(Task data Opens)

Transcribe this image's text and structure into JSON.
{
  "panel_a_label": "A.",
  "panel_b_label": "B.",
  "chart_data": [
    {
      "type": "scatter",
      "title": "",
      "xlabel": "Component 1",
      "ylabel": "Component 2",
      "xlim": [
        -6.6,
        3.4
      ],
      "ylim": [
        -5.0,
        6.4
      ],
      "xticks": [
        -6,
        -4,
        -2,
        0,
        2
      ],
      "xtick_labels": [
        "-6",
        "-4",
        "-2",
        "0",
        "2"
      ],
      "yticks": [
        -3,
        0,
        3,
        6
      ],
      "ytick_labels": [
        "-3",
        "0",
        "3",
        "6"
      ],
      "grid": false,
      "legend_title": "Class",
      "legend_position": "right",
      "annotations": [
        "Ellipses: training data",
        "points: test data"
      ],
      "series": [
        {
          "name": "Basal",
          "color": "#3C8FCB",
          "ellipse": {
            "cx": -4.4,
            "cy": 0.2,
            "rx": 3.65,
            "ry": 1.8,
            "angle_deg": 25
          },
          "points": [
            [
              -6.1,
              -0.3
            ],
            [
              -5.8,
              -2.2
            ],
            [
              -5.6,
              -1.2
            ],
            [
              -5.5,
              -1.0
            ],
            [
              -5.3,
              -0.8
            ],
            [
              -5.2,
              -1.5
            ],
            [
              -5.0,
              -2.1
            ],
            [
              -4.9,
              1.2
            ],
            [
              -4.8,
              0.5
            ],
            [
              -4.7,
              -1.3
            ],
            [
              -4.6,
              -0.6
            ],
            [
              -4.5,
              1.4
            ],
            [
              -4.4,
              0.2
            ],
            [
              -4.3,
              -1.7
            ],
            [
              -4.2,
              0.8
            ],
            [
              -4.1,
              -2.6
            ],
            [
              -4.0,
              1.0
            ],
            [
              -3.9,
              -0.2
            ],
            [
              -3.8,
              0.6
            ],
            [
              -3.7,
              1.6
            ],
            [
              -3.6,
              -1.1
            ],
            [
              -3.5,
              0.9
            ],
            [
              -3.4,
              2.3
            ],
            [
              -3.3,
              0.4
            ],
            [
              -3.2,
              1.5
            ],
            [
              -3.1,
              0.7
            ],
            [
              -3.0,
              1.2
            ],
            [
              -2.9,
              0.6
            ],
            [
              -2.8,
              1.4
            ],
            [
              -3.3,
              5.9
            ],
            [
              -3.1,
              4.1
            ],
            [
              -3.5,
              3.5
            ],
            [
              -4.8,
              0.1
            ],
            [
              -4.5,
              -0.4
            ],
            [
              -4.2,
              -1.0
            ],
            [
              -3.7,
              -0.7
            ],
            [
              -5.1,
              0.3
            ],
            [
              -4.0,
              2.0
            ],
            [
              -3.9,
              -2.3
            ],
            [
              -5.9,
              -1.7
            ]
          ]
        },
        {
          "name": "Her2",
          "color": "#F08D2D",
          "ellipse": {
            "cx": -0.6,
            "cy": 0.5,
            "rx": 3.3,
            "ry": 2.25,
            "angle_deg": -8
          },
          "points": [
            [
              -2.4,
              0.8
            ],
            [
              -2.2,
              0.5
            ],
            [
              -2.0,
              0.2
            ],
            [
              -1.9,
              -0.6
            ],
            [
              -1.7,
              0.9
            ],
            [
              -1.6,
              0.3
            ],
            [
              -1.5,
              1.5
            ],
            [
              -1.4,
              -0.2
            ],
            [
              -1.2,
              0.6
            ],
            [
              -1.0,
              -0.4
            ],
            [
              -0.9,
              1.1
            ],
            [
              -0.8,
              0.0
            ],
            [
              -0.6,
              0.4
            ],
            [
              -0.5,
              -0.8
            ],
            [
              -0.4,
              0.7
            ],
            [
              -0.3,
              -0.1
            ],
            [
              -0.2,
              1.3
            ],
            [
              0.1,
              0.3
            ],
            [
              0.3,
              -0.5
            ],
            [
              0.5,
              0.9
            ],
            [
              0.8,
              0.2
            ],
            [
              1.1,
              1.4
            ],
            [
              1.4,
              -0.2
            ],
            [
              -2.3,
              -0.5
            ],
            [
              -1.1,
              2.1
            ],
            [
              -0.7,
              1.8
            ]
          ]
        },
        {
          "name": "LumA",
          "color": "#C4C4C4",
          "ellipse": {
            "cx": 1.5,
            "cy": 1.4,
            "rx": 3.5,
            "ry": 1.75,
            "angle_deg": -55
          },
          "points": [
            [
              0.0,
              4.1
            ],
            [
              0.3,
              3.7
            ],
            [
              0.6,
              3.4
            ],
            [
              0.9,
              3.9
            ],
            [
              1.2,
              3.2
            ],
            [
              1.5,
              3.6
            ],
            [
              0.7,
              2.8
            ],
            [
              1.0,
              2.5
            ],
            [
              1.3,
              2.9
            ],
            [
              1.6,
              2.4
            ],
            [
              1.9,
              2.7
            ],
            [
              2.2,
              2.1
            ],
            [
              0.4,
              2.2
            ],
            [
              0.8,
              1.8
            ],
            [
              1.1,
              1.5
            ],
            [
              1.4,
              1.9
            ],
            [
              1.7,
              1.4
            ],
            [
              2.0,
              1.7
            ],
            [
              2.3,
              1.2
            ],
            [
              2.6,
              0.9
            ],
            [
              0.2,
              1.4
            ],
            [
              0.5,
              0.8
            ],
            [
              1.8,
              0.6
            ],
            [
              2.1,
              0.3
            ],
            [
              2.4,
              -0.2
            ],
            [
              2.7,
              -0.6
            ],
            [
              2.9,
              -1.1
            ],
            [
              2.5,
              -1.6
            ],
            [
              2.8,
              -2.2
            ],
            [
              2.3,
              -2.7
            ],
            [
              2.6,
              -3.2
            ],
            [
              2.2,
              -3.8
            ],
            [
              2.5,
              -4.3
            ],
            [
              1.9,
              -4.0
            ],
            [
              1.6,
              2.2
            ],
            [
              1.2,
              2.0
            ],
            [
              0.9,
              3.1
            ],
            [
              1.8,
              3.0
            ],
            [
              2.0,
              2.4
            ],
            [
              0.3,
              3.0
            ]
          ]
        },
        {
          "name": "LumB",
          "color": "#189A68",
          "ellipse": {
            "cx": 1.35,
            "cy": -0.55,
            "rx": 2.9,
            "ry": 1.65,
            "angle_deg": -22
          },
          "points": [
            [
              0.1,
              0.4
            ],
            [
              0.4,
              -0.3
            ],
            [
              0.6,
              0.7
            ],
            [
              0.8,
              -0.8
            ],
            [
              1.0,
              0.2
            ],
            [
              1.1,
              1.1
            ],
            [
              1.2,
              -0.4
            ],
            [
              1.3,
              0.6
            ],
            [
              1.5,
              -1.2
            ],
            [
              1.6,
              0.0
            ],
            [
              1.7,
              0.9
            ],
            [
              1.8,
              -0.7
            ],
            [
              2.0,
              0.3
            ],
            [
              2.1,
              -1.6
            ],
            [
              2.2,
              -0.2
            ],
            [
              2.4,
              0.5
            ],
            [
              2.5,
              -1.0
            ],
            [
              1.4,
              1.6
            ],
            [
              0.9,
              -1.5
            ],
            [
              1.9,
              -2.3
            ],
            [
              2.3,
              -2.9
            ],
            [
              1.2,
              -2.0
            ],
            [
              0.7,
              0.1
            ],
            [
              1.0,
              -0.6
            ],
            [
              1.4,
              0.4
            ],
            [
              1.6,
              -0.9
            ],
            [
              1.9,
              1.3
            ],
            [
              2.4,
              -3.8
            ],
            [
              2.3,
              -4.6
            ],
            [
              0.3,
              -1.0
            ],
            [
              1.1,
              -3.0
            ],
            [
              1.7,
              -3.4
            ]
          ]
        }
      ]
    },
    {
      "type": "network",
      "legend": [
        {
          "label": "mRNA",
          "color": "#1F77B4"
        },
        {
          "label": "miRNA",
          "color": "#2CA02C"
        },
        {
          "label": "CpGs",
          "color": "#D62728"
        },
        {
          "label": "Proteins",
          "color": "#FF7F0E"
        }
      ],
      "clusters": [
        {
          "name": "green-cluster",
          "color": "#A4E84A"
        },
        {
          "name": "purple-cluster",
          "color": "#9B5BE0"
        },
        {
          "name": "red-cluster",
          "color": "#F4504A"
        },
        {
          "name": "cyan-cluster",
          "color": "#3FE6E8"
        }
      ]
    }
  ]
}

(Task data Closes)

Find each line in the records above that contains "name", and copy it.

Problem solution:
          "name": "Basal",
          "name": "Her2",
          "name": "LumA",
          "name": "LumB",
          "name": "green-cluster",
          "name": "purple-cluster",
          "name": "red-cluster",
          "name": "cyan-cluster",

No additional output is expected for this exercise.